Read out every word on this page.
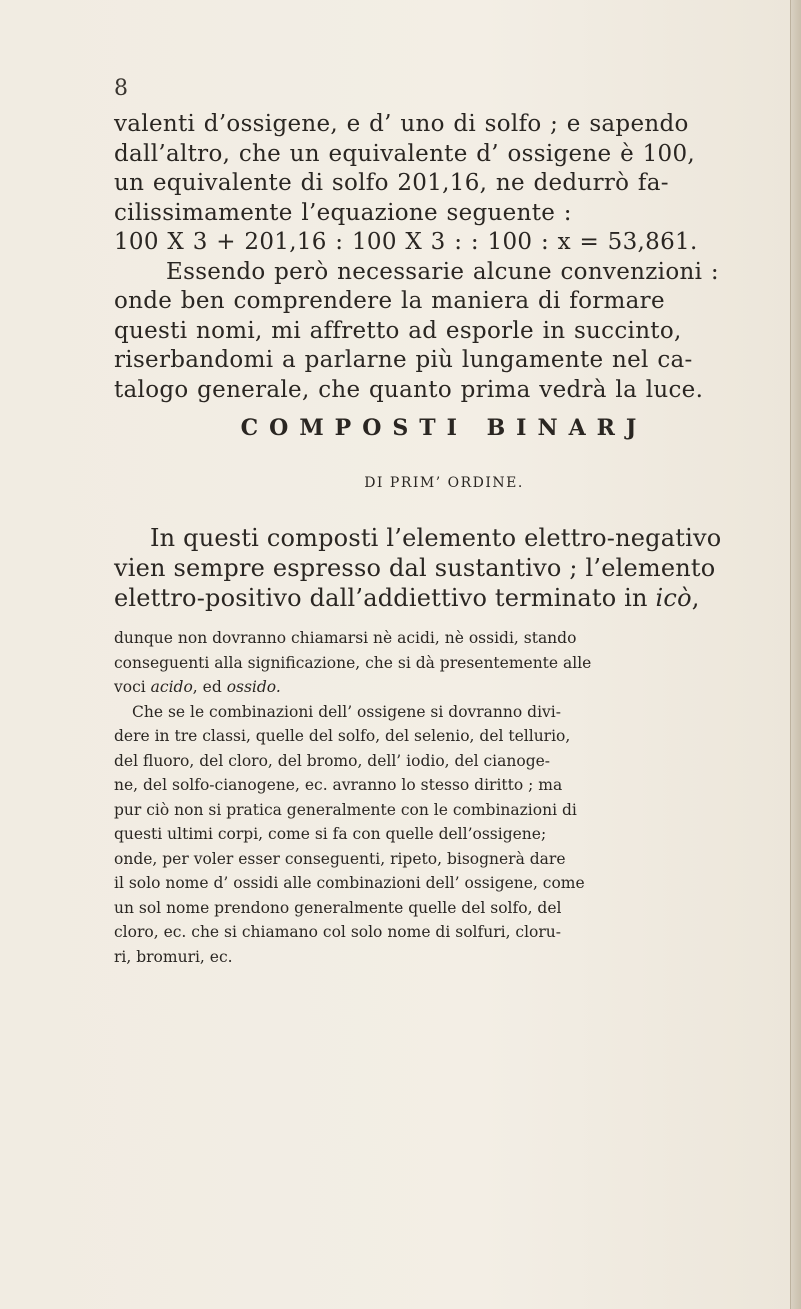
8

valenti d’ossigene, e d’ uno di solfo ; e sapendo
dall’altro, che un equivalente d’ ossigene è 100,
un equivalente di solfo 201,16, ne dedurrò fa-
cilissimamente l’equazione seguente :
100 X 3 + 201,16 : 100 X 3 : : 100 : x = 53,861.
Essendo però necessarie alcune convenzioni :
onde ben comprendere la maniera di formare
questi nomi, mi affretto ad esporle in succinto,
riserbandomi a parlarne più lungamente nel ca-
talogo generale, che quanto prima vedrà la luce.

COMPOSTI BINARJ
DI PRIM’ ORDINE.

In questi composti l’elemento elettro-negativo
vien sempre espresso dal sustantivo ; l’elemento
elettro-positivo dall’addiettivo terminato in icò,

dunque non dovranno chiamarsi nè acidi, nè ossidi, stando
conseguenti alla significazione, che si dà presentemente alle
voci acido, ed ossido.
Che se le combinazioni dell’ ossigene si dovranno divi-
dere in tre classi, quelle del solfo, del selenio, del tellurio,
del fluoro, del cloro, del bromo, dell’ iodio, del cianoge-
ne, del solfo-cianogene, ec. avranno lo stesso diritto ; ma
pur ciò non si pratica generalmente con le combinazioni di
questi ultimi corpi, come si fa con quelle dell’ossigene;
onde, per voler esser conseguenti, ripeto, bisognerà dare
il solo nome d’ ossidi alle combinazioni dell’ ossigene, come
un sol nome prendono generalmente quelle del solfo, del
cloro, ec. che si chiamano col solo nome di solfuri, cloru-
ri, bromuri, ec.
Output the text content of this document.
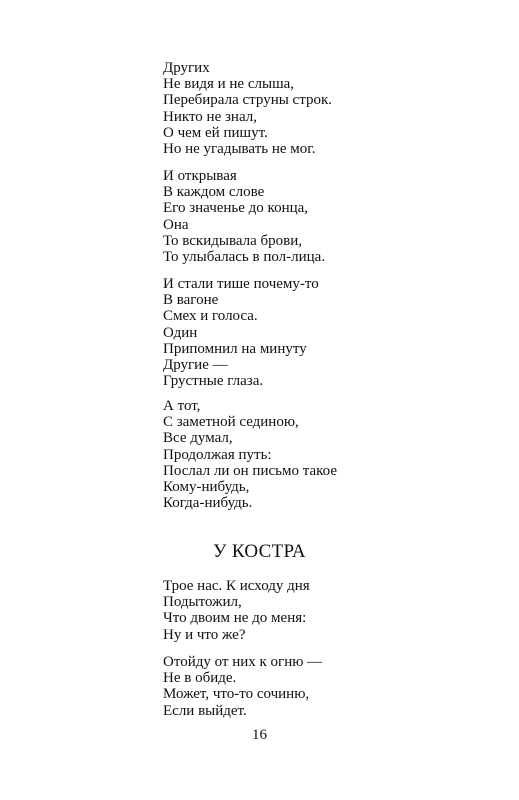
Других
Не видя и не слыша,
Перебирала струны строк.
Никто не знал,
О чем ей пишут.
Но не угадывать не мог.
И открывая
В каждом слове
Его значенье до конца,
Она
То вскидывала брови,
То улыбалась в пол-лица.
И стали тише почему-то
В вагоне
Смех и голоса.
Один
Припомнил на минуту
Другие —
Грустные глаза.
А тот,
С заметной сединою,
Все думал,
Продолжая путь:
Послал ли он письмо такое
Кому-нибудь,
Когда-нибудь.
У КОСТРА
Трое нас. К исходу дня
Подытожил,
Что двоим не до меня:
Ну и что же?
Отойду от них к огню —
Не в обиде.
Может, что-то сочиню,
Если выйдет.
16
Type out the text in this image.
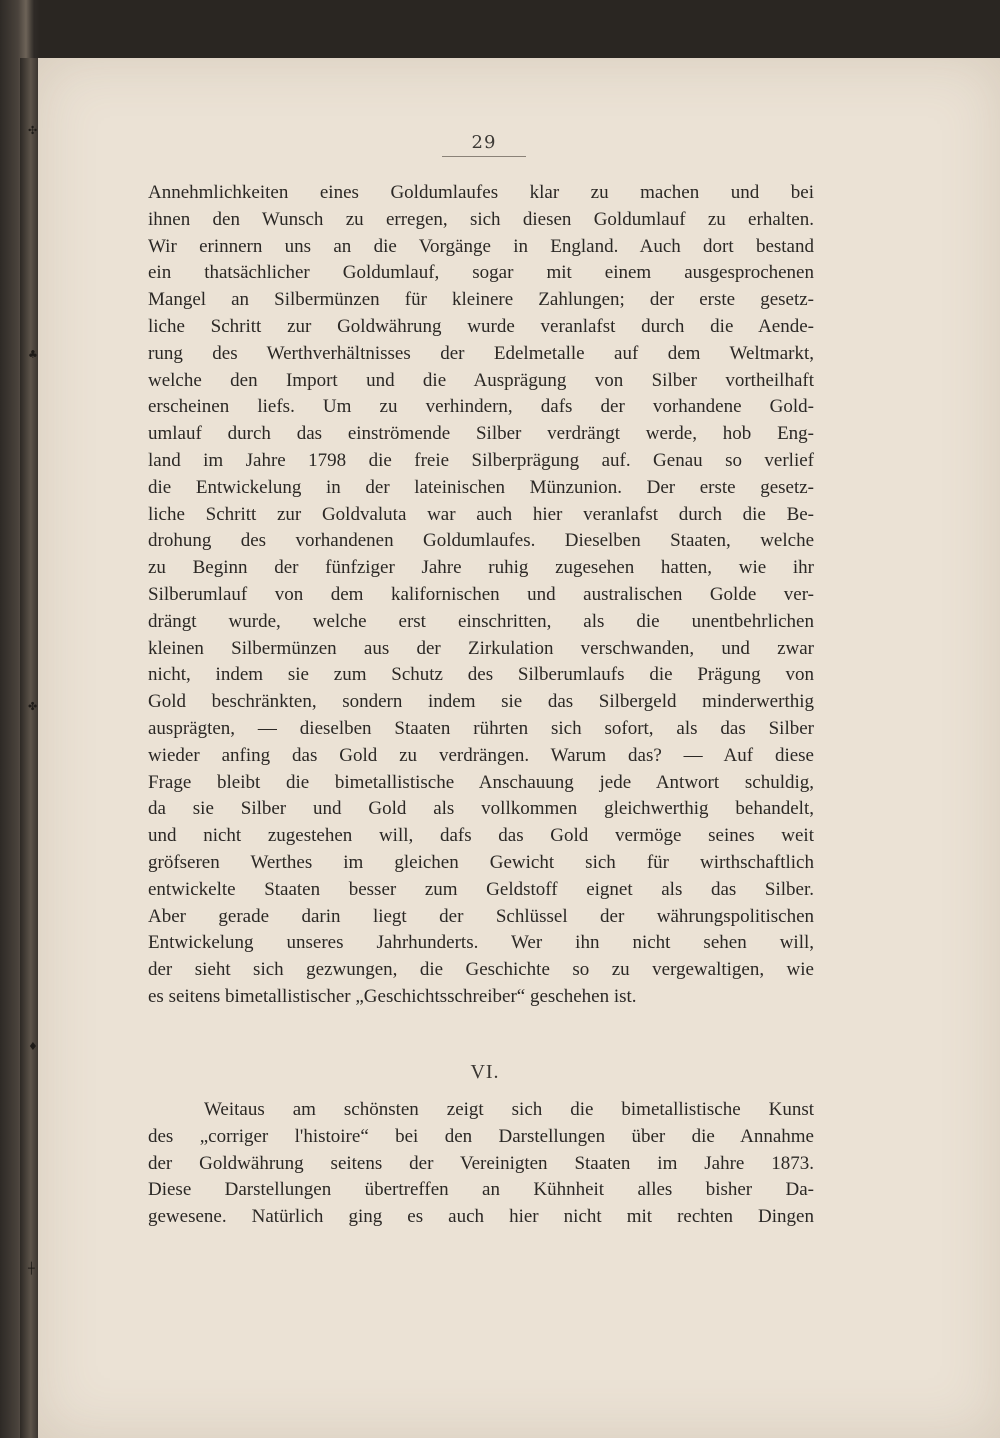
✣
♣
✤
♦
┼
29
Annehmlichkeiten eines Goldumlaufes klar zu machen und bei
ihnen den Wunsch zu erregen, sich diesen Goldumlauf zu erhalten.
Wir erinnern uns an die Vorgänge in England. Auch dort bestand
ein thatsächlicher Goldumlauf, sogar mit einem ausgesprochenen
Mangel an Silbermünzen für kleinere Zahlungen; der erste gesetz-
liche Schritt zur Goldwährung wurde veranlafst durch die Aende-
rung des Werthverhältnisses der Edelmetalle auf dem Weltmarkt,
welche den Import und die Ausprägung von Silber vortheilhaft
erscheinen liefs. Um zu verhindern, dafs der vorhandene Gold-
umlauf durch das einströmende Silber verdrängt werde, hob Eng-
land im Jahre 1798 die freie Silberprägung auf. Genau so verlief
die Entwickelung in der lateinischen Münzunion. Der erste gesetz-
liche Schritt zur Goldvaluta war auch hier veranlafst durch die Be-
drohung des vorhandenen Goldumlaufes. Dieselben Staaten, welche
zu Beginn der fünfziger Jahre ruhig zugesehen hatten, wie ihr
Silberumlauf von dem kalifornischen und australischen Golde ver-
drängt wurde, welche erst einschritten, als die unentbehrlichen
kleinen Silbermünzen aus der Zirkulation verschwanden, und zwar
nicht, indem sie zum Schutz des Silberumlaufs die Prägung von
Gold beschränkten, sondern indem sie das Silbergeld minderwerthig
ausprägten, — dieselben Staaten rührten sich sofort, als das Silber
wieder anfing das Gold zu verdrängen. Warum das? — Auf diese
Frage bleibt die bimetallistische Anschauung jede Antwort schuldig,
da sie Silber und Gold als vollkommen gleichwerthig behandelt,
und nicht zugestehen will, dafs das Gold vermöge seines weit
gröfseren Werthes im gleichen Gewicht sich für wirthschaftlich
entwickelte Staaten besser zum Geldstoff eignet als das Silber.
Aber gerade darin liegt der Schlüssel der währungspolitischen
Entwickelung unseres Jahrhunderts. Wer ihn nicht sehen will,
der sieht sich gezwungen, die Geschichte so zu vergewaltigen, wie
es seitens bimetallistischer „Geschichtsschreiber“ geschehen ist.
VI.
Weitaus am schönsten zeigt sich die bimetallistische Kunst
des „corriger l'histoire“ bei den Darstellungen über die Annahme
der Goldwährung seitens der Vereinigten Staaten im Jahre 1873.
Diese Darstellungen übertreffen an Kühnheit alles bisher Da-
gewesene. Natürlich ging es auch hier nicht mit rechten Dingen
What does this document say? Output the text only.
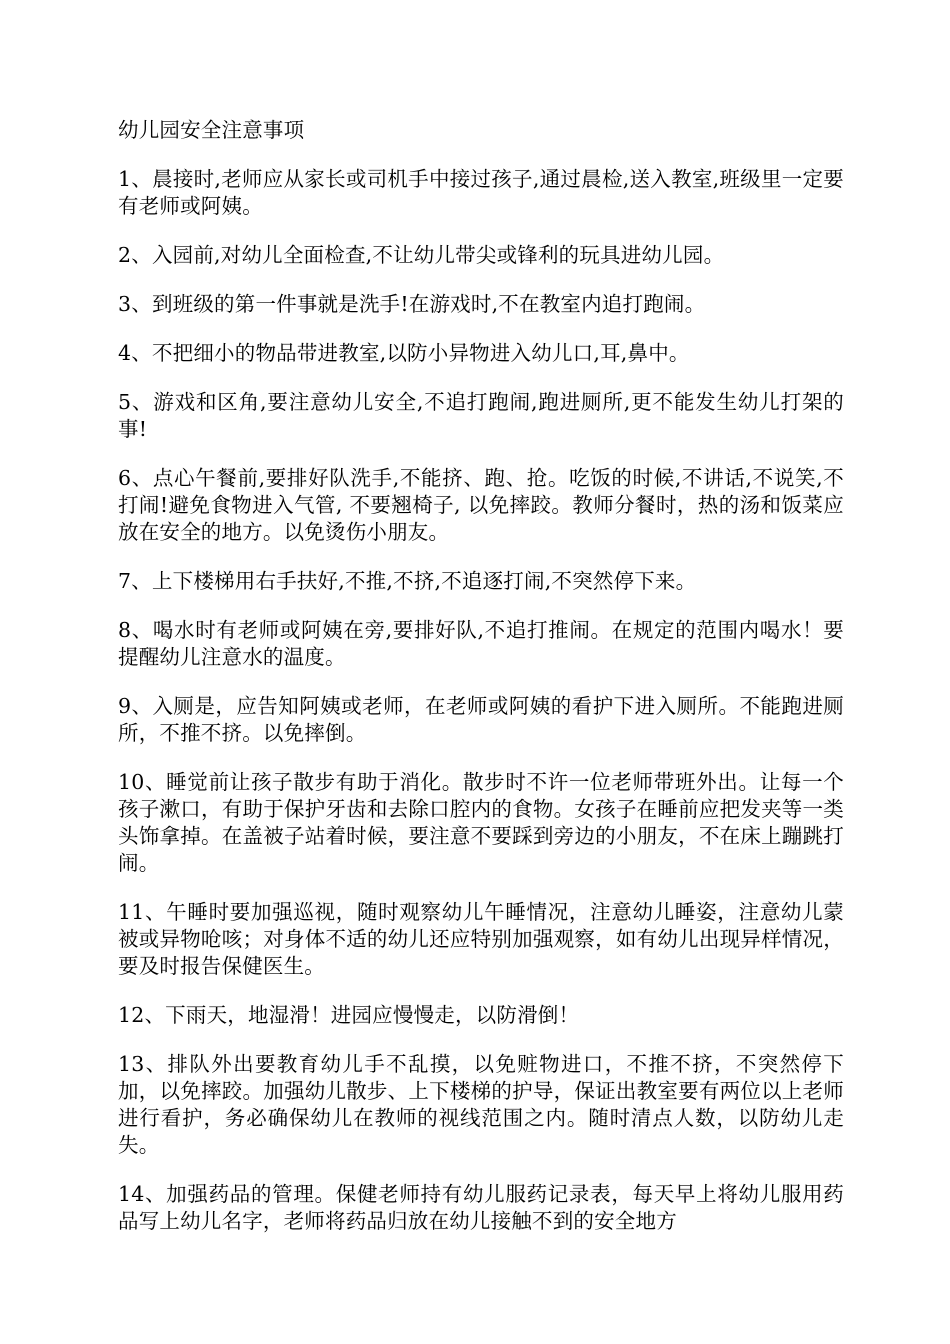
幼儿园安全注意事项

1、晨接时,老师应从家长或司机手中接过孩子,通过晨检,送入教室,班级里一定要有老师或阿姨。

2、入园前,对幼儿全面检查,不让幼儿带尖或锋利的玩具进幼儿园。

3、到班级的第一件事就是洗手!在游戏时,不在教室内追打跑闹。

4、不把细小的物品带进教室,以防小异物进入幼儿口,耳,鼻中。

5、游戏和区角,要注意幼儿安全,不追打跑闹,跑进厕所,更不能发生幼儿打架的事!

6、点心午餐前,要排好队洗手,不能挤、跑、抢。吃饭的时候,不讲话,不说笑,不打闹!避免食物进入气管, 不要翘椅子, 以免摔跤。教师分餐时，热的汤和饭菜应放在安全的地方。以免烫伤小朋友。

7、上下楼梯用右手扶好,不推,不挤,不追逐打闹,不突然停下来。

8、喝水时有老师或阿姨在旁,要排好队,不追打推闹。在规定的范围内喝水！要提醒幼儿注意水的温度。

9、入厕是，应告知阿姨或老师，在老师或阿姨的看护下进入厕所。不能跑进厕所，不推不挤。以免摔倒。

10、睡觉前让孩子散步有助于消化。散步时不许一位老师带班外出。让每一个孩子漱口，有助于保护牙齿和去除口腔内的食物。女孩子在睡前应把发夹等一类头饰拿掉。在盖被子站着时候，要注意不要踩到旁边的小朋友，不在床上蹦跳打闹。

11、午睡时要加强巡视，随时观察幼儿午睡情况，注意幼儿睡姿，注意幼儿蒙被或异物呛咳；对身体不适的幼儿还应特别加强观察，如有幼儿出现异样情况，要及时报告保健医生。

12、下雨天，地湿滑！进园应慢慢走，以防滑倒！

13、排队外出要教育幼儿手不乱摸，以免赃物进口，不推不挤，不突然停下加，以免摔跤。加强幼儿散步、上下楼梯的护导，保证出教室要有两位以上老师进行看护，务必确保幼儿在教师的视线范围之内。随时清点人数，以防幼儿走失。

14、加强药品的管理。保健老师持有幼儿服药记录表，每天早上将幼儿服用药品写上幼儿名字，老师将药品归放在幼儿接触不到的安全地方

================

What is needed:
The lines to collect are those holding the string "Goldumlaufes"; copy them all.

Expected answer:
Annehmlichkeiten eines Goldumlaufes klar zu machen und bei
drohung des vorhandenen Goldumlaufes. Dieselben Staaten, welche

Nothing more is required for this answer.